YOUR GOAL: Can you reproduce the data beneath, keeping every line exact?

EXTRACTED INFORMATION:
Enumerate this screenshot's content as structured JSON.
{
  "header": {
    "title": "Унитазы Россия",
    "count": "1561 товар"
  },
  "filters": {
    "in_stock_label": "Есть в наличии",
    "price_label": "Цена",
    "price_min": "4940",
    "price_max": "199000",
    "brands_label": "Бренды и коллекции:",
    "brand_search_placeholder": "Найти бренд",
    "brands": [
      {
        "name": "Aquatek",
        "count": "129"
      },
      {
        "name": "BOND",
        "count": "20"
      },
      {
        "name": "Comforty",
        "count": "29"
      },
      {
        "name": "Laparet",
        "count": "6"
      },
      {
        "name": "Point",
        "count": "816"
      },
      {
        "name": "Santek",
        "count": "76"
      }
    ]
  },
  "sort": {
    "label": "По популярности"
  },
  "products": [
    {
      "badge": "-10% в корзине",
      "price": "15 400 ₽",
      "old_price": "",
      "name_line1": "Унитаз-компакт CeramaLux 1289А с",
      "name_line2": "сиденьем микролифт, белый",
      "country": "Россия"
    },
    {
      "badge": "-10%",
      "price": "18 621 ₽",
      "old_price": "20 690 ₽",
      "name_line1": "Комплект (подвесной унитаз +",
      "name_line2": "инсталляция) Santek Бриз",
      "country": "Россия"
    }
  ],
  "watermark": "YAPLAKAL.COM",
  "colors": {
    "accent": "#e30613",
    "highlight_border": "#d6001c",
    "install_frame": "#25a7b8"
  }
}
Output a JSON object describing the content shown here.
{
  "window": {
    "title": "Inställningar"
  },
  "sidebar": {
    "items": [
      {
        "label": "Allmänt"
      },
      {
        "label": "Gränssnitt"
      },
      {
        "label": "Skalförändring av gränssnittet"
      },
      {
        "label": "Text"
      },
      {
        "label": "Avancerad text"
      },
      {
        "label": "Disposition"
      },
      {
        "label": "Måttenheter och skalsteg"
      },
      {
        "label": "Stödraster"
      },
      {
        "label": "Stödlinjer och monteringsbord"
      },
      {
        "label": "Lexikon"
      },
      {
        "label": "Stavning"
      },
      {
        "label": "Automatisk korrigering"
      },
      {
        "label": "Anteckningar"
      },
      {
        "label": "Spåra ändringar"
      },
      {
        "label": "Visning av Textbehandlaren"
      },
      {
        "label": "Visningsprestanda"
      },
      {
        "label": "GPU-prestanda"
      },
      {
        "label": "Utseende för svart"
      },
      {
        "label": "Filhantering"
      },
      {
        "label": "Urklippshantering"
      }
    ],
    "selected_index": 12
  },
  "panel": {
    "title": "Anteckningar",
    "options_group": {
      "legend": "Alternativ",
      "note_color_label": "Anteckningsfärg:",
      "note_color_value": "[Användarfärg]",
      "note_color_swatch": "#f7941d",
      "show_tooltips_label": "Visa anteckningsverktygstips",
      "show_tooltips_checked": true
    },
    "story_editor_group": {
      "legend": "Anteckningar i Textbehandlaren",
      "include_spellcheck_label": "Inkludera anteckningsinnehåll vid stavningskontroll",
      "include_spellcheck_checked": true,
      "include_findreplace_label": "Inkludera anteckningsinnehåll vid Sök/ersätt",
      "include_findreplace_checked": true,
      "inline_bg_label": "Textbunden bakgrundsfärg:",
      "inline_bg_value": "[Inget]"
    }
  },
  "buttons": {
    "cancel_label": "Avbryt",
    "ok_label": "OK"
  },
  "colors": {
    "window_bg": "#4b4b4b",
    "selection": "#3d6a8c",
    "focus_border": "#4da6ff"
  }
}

ANSWER TO THE EXERCISE:
Enumerate this screenshot's content as structured JSON.
{
  "header": {
    "title": "Унитазы Россия",
    "count": "1561 товар"
  },
  "filters": {
    "in_stock_label": "Есть в наличии",
    "price_label": "Цена",
    "price_min": "4940",
    "price_max": "199000",
    "brands_label": "Бренды и коллекции:",
    "brand_search_placeholder": "Найти бренд",
    "brands": [
      {
        "name": "Aquatek",
        "count": "129"
      },
      {
        "name": "BOND",
        "count": "20"
      },
      {
        "name": "Comforty",
        "count": "29"
      },
      {
        "name": "Laparet",
        "count": "6"
      },
      {
        "name": "Point",
        "count": "816"
      },
      {
        "name": "Santek",
        "count": "76"
      }
    ]
  },
  "sort": {
    "label": "По популярности"
  },
  "products": [
    {
      "badge": "-10% в корзине",
      "price": "15 400 ₽",
      "old_price": "",
      "name_line1": "Унитаз-компакт CeramaLux 1289А с",
      "name_line2": "сиденьем микролифт, белый",
      "country": "Россия"
    },
    {
      "badge": "-10%",
      "price": "18 621 ₽",
      "old_price": "20 690 ₽",
      "name_line1": "Комплект (подвесной унитаз +",
      "name_line2": "инсталляция) Santek Бриз",
      "country": "Россия"
    }
  ],
  "watermark": "YAPLAKAL.COM",
  "colors": {
    "accent": "#e30613",
    "highlight_border": "#d6001c",
    "install_frame": "#25a7b8"
  }
}
Output a JSON object describing the content shown here.
{
  "window": {
    "title": "Inställningar"
  },
  "sidebar": {
    "items": [
      {
        "label": "Allmänt"
      },
      {
        "label": "Gränssnitt"
      },
      {
        "label": "Skalförändring av gränssnittet"
      },
      {
        "label": "Text"
      },
      {
        "label": "Avancerad text"
      },
      {
        "label": "Disposition"
      },
      {
        "label": "Måttenheter och skalsteg"
      },
      {
        "label": "Stödraster"
      },
      {
        "label": "Stödlinjer och monteringsbord"
      },
      {
        "label": "Lexikon"
      },
      {
        "label": "Stavning"
      },
      {
        "label": "Automatisk korrigering"
      },
      {
        "label": "Anteckningar"
      },
      {
        "label": "Spåra ändringar"
      },
      {
        "label": "Visning av Textbehandlaren"
      },
      {
        "label": "Visningsprestanda"
      },
      {
        "label": "GPU-prestanda"
      },
      {
        "label": "Utseende för svart"
      },
      {
        "label": "Filhantering"
      },
      {
        "label": "Urklippshantering"
      }
    ],
    "selected_index": 12
  },
  "panel": {
    "title": "Anteckningar",
    "options_group": {
      "legend": "Alternativ",
      "note_color_label": "Anteckningsfärg:",
      "note_color_value": "[Användarfärg]",
      "note_color_swatch": "#f7941d",
      "show_tooltips_label": "Visa anteckningsverktygstips",
      "show_tooltips_checked": true
    },
    "story_editor_group": {
      "legend": "Anteckningar i Textbehandlaren",
      "include_spellcheck_label": "Inkludera anteckningsinnehåll vid stavningskontroll",
      "include_spellcheck_checked": true,
      "include_findreplace_label": "Inkludera anteckningsinnehåll vid Sök/ersätt",
      "include_findreplace_checked": true,
      "inline_bg_label": "Textbunden bakgrundsfärg:",
      "inline_bg_value": "[Inget]"
    }
  },
  "buttons": {
    "cancel_label": "Avbryt",
    "ok_label": "OK"
  },
  "colors": {
    "window_bg": "#4b4b4b",
    "selection": "#3d6a8c",
    "focus_border": "#4da6ff"
  }
}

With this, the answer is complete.